▸ **Problem**: Below is a block of records. Copy every line in it that contains the word "Firefly".

--------

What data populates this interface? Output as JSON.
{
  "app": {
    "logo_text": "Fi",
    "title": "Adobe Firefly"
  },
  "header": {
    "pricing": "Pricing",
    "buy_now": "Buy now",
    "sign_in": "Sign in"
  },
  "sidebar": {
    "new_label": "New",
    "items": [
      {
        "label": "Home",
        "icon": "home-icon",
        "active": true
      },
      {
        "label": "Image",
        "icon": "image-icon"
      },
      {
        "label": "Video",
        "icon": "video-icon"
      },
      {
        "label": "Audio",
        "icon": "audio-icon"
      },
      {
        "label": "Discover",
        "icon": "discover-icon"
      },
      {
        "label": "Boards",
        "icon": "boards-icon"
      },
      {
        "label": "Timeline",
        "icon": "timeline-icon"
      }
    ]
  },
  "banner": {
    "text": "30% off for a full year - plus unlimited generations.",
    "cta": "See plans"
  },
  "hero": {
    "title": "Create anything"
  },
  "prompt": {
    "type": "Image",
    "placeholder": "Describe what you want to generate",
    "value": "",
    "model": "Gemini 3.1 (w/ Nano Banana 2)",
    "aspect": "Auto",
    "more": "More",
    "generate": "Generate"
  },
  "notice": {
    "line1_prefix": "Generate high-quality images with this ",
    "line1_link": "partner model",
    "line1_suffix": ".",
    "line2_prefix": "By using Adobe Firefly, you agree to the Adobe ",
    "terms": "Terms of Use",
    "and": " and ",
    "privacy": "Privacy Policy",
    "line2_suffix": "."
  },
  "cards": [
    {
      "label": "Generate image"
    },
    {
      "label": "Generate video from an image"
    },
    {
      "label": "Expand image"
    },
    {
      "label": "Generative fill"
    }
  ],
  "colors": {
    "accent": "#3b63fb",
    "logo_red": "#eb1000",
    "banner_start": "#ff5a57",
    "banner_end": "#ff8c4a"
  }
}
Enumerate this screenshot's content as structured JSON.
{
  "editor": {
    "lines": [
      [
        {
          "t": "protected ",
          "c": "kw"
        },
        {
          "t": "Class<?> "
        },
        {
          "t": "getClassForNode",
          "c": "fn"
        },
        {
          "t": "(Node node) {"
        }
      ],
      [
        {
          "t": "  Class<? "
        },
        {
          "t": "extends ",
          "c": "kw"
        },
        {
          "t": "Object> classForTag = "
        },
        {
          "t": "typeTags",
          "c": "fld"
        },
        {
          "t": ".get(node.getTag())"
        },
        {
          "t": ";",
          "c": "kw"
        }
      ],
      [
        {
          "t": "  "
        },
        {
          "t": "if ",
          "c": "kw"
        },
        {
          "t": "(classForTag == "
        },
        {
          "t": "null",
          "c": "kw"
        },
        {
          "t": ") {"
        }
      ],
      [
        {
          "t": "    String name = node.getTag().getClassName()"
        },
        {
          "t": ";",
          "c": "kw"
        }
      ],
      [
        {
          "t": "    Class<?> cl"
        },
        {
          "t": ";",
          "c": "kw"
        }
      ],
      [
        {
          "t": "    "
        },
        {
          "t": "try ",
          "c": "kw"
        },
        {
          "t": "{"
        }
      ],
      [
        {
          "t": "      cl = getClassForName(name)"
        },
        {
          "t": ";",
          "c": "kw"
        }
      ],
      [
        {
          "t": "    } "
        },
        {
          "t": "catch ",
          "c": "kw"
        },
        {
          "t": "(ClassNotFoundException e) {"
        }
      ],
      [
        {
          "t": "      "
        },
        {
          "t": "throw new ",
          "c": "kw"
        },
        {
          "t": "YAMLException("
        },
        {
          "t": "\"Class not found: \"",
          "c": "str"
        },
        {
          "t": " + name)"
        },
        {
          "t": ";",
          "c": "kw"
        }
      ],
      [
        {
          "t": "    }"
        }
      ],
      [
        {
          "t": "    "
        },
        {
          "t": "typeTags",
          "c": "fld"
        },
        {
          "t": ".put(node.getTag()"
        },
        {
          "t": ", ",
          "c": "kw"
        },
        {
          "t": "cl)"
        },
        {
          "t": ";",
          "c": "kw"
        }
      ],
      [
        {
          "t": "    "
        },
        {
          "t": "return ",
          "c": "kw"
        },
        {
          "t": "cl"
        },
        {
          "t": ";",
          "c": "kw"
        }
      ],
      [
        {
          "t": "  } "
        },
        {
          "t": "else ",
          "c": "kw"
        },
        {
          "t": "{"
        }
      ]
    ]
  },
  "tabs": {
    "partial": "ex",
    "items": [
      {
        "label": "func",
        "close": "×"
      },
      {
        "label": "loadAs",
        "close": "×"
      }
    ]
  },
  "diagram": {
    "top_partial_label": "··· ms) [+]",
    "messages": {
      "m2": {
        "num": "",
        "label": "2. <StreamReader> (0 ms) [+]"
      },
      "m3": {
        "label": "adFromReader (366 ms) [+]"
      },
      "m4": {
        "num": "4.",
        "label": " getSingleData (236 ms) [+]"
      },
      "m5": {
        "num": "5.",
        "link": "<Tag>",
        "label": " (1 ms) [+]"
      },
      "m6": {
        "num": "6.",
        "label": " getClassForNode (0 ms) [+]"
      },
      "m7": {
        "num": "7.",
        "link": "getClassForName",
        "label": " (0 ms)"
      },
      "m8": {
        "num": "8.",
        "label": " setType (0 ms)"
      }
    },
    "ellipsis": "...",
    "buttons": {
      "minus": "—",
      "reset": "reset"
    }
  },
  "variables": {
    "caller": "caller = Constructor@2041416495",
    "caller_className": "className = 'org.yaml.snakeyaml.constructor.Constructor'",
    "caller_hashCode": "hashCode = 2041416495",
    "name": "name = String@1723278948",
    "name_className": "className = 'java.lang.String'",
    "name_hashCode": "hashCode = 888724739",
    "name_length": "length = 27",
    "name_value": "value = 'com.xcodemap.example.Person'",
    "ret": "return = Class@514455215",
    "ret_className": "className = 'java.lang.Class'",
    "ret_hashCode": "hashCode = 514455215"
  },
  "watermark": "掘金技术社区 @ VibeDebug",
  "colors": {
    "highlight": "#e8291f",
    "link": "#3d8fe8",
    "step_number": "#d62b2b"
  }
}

--------

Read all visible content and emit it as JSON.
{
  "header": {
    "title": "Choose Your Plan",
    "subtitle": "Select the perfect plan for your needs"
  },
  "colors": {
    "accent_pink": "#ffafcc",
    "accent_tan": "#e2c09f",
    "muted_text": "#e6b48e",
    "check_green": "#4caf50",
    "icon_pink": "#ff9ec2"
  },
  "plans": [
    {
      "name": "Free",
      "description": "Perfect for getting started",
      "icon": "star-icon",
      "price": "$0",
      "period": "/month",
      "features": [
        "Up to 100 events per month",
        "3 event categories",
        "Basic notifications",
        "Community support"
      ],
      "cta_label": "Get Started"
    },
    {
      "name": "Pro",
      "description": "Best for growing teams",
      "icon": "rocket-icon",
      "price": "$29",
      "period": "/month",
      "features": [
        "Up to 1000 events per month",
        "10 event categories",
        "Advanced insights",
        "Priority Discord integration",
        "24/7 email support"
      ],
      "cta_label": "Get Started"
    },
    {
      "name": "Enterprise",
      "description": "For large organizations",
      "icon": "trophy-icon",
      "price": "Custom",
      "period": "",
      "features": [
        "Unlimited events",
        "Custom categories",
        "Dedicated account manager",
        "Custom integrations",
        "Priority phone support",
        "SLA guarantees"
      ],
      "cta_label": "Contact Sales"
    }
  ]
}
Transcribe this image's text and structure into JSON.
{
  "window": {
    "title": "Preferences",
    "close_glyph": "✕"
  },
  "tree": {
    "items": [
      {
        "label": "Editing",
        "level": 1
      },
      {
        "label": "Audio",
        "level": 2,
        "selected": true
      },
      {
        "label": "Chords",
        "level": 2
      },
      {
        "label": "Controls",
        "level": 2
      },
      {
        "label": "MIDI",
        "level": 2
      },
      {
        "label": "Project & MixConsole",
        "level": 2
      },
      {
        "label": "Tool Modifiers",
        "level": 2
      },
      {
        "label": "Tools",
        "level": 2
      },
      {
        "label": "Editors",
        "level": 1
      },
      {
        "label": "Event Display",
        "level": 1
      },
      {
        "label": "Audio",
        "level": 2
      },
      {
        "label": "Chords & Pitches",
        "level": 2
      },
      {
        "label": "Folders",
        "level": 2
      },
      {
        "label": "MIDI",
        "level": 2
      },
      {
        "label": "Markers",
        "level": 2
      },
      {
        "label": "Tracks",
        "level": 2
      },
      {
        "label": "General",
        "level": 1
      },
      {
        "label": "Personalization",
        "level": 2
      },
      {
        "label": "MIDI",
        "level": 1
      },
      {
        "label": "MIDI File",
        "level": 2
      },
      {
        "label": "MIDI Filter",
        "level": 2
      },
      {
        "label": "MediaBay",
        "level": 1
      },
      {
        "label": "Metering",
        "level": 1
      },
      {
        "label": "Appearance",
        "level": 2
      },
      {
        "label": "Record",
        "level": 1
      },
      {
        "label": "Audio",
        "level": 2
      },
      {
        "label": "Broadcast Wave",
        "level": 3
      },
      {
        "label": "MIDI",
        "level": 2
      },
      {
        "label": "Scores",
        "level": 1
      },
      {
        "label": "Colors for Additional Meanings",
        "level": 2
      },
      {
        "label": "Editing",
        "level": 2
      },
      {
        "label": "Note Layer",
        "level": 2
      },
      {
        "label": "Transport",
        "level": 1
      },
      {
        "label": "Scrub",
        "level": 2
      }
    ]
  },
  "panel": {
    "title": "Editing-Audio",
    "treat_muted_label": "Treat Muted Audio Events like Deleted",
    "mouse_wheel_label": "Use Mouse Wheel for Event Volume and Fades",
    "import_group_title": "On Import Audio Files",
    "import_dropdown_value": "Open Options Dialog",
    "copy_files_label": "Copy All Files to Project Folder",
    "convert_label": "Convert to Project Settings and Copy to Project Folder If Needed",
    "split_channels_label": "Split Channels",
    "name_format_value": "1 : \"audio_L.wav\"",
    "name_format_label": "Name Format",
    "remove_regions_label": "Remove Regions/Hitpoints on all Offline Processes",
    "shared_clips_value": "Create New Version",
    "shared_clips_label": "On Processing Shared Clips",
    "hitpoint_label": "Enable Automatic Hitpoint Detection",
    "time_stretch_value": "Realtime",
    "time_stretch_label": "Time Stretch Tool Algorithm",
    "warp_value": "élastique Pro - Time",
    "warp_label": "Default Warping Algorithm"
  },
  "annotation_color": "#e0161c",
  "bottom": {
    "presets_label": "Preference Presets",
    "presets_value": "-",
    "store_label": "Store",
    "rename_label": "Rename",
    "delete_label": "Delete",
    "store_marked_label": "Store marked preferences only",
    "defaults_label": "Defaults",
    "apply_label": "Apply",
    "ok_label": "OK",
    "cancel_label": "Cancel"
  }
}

--------

▸ **Response to the exercise**:
    "title": "Adobe Firefly"
    "line2_prefix": "By using Adobe Firefly, you agree to the Adobe ",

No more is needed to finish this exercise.